WHAT TO DO
(1) Answer these questions from the article on African mining:
(a) Which city was Mel Lastman visiting when he joked about cannibals?
(b) On what date was the Investing in African Mining conference held?
(c) For which company was Richard Duffy an executive officer?
(2) Please output the passage of the article on African mining starting at "Come together now" and ending at "retired from office.)", copied word for word.

-- EXTRACT TO READ follows --

Come together now in Africa
The former mayor of the City of Metropolitan Toronto, Mel Lastman, was known for running on at the mouth. He once jokingly told a reporter that he was worried about being boiled in a pot by cannibals while he visited Mombasa. (Lastman was in Africa to push Toronto’s 2008 Olympic bid shortly before the vote on where the Games would be held. Alas Toronto lost, and Mel soon retired from office.)
What lesson do we learn from this? Perhaps Kenyans considered His Worship too wiry to be worth eating. Possibly the habit of cooking foreign dignitaries has fallen by the wayside in East Africa. Maybe when the “developed” world visits emerging nations offering nothing but their own wish list, they are not well received.
Africa came to Toronto for the Investing in African Mining conference on March 7, hosted by the Canada-South Africa Chamber of Business. Representatives from the Limpopo and North West provinces of South Africa and from the neighbouring countries of Mozambique and Malawi were trying hard to promote their advantages to investors.
There was a softer but compelling message from mining companies already entrenched in Africa. The keynote speaker was Richard Duffy, executive officer of New Business Development for the largest gold company in the world, AngloGold Ashanti. Said Duffy: “We believe that risk should be embraced and managed, not avoided… Africa is perceived as being a risky place to do business, with poor infrastructure, lack of appropriate skills, corruption, security risks and of course HIV/Aids.” He didn’t mention cannibalism.
“The relative weight of such indicators differs enormously between various regions of this large continent,” he continued. “Africa is not homogenous; the linguistic and cultural diversity of Africa is frequently underestimated… Assessing potential risks requires a thorough understanding of the local conditions … you need to immerse yourself in the country, region and communities you are operating in if you are to be successful.”
Regarding South Africa’s new Minerals Act and the related Mining Charter, Duffy said the AngloGold Ashanti management “was in the forefront of the industry’s engagement with government in the development of these policy instruments, and we embrace them wholeheartedly. South Africa’s historical legacy of racially-based inequality … has made black economic empowerment an essential feature of building a post-apartheid South Africa.”

-- EXTRACT TO READ concluded --
-- RECORD EXCERPTS follows --

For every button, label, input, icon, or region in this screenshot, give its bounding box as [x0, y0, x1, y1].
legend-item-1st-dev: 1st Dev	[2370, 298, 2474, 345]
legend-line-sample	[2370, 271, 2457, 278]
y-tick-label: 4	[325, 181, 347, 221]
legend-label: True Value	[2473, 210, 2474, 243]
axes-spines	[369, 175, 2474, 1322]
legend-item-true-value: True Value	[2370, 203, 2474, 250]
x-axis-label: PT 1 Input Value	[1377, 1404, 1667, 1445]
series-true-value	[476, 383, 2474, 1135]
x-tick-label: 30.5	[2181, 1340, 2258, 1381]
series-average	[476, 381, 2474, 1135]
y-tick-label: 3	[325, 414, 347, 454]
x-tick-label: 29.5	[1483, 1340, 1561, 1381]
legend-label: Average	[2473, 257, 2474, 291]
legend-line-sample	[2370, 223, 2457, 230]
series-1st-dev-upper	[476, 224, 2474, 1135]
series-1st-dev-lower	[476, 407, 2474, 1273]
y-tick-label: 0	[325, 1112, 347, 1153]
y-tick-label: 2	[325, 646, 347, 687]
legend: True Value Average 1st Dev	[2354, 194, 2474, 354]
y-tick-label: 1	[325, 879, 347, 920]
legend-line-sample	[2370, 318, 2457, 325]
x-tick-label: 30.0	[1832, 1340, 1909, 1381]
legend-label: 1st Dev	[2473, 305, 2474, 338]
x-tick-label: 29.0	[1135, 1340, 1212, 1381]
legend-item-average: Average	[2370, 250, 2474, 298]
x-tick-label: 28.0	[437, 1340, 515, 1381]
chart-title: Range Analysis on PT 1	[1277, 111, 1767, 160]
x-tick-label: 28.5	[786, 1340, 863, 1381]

-- RECORD EXCERPTS concluded --

ANSWERS TO THE TASKS
(1)
(a) Mombasa
(b) March 7
(c) AngloGold Ashanti

(2)
Come together now in Africa
The former mayor of the City of Metropolitan Toronto, Mel Lastman, was known for running on at the mouth. He once jokingly told a reporter that he was worried about being boiled in a pot by cannibals while he visited Mombasa. (Lastman was in Africa to push Toronto’s 2008 Olympic bid shortly before the vote on where the Games would be held. Alas Toronto lost, and Mel soon retired from office.)